Dataset entries

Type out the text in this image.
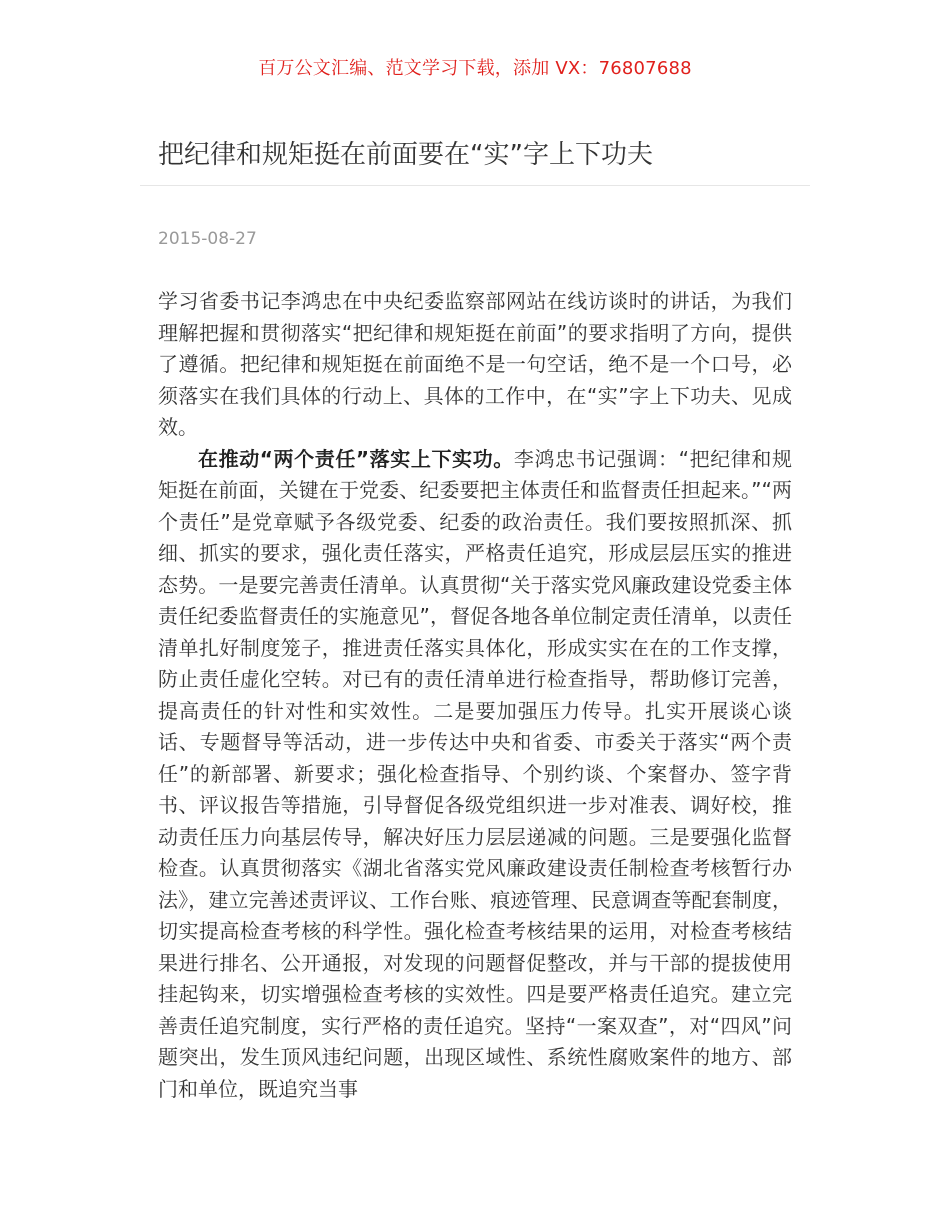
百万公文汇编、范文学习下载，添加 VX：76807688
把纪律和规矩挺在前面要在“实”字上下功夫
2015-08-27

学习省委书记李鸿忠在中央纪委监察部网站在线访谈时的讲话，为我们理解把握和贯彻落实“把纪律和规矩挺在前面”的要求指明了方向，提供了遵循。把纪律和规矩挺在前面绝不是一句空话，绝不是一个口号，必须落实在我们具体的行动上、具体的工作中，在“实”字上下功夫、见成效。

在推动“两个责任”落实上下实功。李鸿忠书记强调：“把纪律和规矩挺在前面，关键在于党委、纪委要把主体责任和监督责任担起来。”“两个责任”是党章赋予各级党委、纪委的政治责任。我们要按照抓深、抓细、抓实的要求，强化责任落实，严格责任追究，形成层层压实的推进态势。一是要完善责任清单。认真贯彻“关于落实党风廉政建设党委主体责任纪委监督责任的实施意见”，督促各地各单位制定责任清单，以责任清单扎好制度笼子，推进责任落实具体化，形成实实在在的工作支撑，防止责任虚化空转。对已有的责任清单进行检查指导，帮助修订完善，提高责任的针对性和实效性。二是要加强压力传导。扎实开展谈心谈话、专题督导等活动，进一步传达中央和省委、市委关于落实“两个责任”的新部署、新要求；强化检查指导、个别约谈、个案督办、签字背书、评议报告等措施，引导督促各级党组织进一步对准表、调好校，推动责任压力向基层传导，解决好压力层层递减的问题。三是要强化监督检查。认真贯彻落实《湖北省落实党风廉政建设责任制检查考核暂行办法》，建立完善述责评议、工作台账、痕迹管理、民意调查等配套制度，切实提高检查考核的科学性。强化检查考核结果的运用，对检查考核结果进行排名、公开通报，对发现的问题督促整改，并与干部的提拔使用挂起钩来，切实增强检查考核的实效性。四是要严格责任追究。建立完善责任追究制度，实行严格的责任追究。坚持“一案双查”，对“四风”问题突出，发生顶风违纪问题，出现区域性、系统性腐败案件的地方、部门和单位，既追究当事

▸ What the exercise asks
Each record should be quoted exactly, with the images omitted.

▸ Expected answer
Type out the text in this image.
百万公文汇编、范文学习下载，添加 VX：76807688
把纪律和规矩挺在前面要在“实”字上下功夫
2015-08-27

学习省委书记李鸿忠在中央纪委监察部网站在线访谈时的讲话，为我们理解把握和贯彻落实“把纪律和规矩挺在前面”的要求指明了方向，提供了遵循。把纪律和规矩挺在前面绝不是一句空话，绝不是一个口号，必须落实在我们具体的行动上、具体的工作中，在“实”字上下功夫、见成效。

在推动“两个责任”落实上下实功。李鸿忠书记强调：“把纪律和规矩挺在前面，关键在于党委、纪委要把主体责任和监督责任担起来。”“两个责任”是党章赋予各级党委、纪委的政治责任。我们要按照抓深、抓细、抓实的要求，强化责任落实，严格责任追究，形成层层压实的推进态势。一是要完善责任清单。认真贯彻“关于落实党风廉政建设党委主体责任纪委监督责任的实施意见”，督促各地各单位制定责任清单，以责任清单扎好制度笼子，推进责任落实具体化，形成实实在在的工作支撑，防止责任虚化空转。对已有的责任清单进行检查指导，帮助修订完善，提高责任的针对性和实效性。二是要加强压力传导。扎实开展谈心谈话、专题督导等活动，进一步传达中央和省委、市委关于落实“两个责任”的新部署、新要求；强化检查指导、个别约谈、个案督办、签字背书、评议报告等措施，引导督促各级党组织进一步对准表、调好校，推动责任压力向基层传导，解决好压力层层递减的问题。三是要强化监督检查。认真贯彻落实《湖北省落实党风廉政建设责任制检查考核暂行办法》，建立完善述责评议、工作台账、痕迹管理、民意调查等配套制度，切实提高检查考核的科学性。强化检查考核结果的运用，对检查考核结果进行排名、公开通报，对发现的问题督促整改，并与干部的提拔使用挂起钩来，切实增强检查考核的实效性。四是要严格责任追究。建立完善责任追究制度，实行严格的责任追究。坚持“一案双查”，对“四风”问题突出，发生顶风违纪问题，出现区域性、系统性腐败案件的地方、部门和单位，既追究当事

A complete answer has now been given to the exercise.